### EXERCISE PROMPT:
Count every line of the material that holds the string "signal". Respond with the total only.

### RECORD LIST:
## Begin

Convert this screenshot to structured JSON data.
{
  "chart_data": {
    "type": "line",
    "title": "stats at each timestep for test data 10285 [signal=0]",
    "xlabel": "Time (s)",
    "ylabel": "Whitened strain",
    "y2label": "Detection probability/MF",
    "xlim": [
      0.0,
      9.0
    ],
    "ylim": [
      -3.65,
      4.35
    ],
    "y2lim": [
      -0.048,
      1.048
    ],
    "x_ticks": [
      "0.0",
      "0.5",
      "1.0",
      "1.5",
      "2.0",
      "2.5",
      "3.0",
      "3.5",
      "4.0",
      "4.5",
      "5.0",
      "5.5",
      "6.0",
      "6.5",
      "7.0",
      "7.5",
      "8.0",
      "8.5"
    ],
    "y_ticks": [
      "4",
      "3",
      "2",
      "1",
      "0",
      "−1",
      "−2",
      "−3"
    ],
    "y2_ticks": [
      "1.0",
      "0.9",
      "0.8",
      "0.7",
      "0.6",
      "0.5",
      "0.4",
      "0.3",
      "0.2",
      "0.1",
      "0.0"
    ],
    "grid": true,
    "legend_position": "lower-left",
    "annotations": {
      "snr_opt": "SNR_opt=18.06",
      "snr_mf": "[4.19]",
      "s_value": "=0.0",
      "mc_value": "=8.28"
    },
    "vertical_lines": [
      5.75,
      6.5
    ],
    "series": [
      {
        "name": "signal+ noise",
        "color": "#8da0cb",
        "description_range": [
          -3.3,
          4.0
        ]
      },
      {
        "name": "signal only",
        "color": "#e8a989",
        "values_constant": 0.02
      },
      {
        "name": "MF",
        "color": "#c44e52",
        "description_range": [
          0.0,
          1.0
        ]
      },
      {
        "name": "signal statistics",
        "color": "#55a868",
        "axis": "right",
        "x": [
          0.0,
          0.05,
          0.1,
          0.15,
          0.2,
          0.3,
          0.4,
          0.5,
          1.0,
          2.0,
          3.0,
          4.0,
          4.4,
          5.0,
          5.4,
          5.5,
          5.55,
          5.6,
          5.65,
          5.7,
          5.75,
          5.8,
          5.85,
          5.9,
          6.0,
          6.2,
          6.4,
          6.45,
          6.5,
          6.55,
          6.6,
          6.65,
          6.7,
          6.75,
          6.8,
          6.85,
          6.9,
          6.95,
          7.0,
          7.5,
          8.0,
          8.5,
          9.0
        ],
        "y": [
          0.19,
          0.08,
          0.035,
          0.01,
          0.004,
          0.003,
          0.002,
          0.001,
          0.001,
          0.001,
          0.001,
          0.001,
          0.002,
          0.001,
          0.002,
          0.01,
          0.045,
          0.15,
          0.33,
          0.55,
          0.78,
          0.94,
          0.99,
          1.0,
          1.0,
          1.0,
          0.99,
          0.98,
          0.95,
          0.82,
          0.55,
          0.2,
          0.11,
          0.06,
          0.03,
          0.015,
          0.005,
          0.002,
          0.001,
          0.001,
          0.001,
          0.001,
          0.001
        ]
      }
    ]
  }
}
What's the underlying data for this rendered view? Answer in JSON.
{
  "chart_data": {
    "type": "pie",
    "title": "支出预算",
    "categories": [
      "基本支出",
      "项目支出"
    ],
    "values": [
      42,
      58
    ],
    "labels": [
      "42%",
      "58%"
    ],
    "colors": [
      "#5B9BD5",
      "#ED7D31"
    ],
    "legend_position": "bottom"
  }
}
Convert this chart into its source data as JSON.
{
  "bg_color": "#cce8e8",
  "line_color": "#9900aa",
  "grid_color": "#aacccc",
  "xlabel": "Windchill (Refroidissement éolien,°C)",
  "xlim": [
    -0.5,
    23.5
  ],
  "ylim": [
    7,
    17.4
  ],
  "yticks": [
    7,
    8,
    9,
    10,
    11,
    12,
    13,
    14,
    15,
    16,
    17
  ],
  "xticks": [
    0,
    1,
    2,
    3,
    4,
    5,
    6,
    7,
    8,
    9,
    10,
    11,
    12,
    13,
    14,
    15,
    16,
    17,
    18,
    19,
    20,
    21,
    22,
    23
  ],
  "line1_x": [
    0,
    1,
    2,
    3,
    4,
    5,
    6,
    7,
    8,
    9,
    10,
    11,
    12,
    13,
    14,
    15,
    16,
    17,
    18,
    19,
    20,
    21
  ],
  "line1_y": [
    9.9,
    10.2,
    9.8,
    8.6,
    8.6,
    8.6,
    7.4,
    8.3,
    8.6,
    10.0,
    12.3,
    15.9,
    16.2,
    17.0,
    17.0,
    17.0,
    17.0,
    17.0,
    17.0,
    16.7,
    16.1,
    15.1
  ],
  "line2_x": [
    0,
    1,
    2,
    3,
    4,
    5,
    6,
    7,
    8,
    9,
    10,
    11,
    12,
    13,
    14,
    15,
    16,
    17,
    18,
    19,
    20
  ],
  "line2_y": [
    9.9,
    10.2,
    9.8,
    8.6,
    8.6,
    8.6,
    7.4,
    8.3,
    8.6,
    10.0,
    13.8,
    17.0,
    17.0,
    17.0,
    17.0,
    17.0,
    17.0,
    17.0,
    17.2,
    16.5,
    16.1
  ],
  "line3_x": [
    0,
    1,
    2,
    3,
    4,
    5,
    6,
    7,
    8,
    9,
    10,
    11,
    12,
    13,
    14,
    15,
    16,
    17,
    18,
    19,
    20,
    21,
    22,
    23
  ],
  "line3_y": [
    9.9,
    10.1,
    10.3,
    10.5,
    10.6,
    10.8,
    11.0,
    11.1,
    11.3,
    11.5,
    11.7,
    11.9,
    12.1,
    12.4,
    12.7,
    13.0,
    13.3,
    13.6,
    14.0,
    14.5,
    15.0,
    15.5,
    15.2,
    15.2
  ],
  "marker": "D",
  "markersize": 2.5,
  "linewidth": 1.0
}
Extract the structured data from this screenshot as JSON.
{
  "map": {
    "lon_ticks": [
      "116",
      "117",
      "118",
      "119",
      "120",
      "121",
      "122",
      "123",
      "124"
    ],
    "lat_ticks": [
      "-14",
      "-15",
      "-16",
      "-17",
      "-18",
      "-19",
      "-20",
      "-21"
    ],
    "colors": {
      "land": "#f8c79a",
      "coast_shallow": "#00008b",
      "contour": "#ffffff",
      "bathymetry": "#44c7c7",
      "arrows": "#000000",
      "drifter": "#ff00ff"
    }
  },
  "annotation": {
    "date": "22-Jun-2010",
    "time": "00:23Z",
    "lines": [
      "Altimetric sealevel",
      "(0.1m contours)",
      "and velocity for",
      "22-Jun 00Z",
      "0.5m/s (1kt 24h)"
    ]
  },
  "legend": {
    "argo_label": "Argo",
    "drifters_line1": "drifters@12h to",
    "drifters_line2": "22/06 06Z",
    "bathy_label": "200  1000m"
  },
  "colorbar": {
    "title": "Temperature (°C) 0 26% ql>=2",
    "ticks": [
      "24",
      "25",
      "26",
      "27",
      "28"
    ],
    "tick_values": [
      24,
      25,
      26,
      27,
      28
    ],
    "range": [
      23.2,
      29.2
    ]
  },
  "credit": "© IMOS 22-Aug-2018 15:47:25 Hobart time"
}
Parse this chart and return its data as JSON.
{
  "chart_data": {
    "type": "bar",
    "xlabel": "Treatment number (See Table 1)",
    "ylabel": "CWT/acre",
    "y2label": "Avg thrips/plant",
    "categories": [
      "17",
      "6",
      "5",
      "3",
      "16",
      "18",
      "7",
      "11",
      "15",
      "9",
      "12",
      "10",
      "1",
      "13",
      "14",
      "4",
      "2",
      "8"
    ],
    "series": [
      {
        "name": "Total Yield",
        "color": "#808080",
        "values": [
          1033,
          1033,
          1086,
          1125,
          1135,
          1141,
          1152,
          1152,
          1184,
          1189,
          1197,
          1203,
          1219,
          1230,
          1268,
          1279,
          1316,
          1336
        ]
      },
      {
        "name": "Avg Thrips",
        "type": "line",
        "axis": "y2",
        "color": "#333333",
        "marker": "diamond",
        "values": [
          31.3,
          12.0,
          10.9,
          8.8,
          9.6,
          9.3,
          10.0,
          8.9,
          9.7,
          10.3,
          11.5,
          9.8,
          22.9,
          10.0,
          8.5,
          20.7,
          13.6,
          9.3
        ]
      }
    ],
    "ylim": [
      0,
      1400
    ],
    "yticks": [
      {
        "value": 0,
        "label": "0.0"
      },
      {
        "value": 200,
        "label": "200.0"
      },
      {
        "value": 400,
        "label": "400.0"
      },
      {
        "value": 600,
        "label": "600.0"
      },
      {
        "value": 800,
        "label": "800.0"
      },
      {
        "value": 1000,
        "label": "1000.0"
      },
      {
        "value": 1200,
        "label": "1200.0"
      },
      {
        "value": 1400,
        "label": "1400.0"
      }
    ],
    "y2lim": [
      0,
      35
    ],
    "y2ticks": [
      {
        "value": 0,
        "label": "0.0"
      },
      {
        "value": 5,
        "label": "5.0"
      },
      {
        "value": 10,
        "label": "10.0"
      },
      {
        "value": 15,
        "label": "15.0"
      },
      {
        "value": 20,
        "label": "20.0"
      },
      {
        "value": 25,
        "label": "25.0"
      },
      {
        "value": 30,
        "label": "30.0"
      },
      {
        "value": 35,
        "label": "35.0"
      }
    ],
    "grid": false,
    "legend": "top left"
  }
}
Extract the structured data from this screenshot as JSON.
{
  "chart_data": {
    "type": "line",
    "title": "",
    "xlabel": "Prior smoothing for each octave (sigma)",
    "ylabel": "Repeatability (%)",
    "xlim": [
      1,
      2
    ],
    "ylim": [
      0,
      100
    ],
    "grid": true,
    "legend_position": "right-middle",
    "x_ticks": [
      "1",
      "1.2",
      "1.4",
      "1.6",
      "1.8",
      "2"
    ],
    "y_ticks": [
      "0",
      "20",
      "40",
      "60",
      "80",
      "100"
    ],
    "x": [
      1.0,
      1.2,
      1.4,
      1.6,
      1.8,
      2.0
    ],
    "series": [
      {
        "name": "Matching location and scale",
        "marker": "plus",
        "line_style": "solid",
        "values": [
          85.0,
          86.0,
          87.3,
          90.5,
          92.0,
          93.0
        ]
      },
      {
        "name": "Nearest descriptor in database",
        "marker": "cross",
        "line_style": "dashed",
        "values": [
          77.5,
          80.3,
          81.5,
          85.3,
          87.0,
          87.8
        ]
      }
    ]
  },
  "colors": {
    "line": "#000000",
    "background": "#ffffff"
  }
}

## End

### EXERCISE ANSWER:
4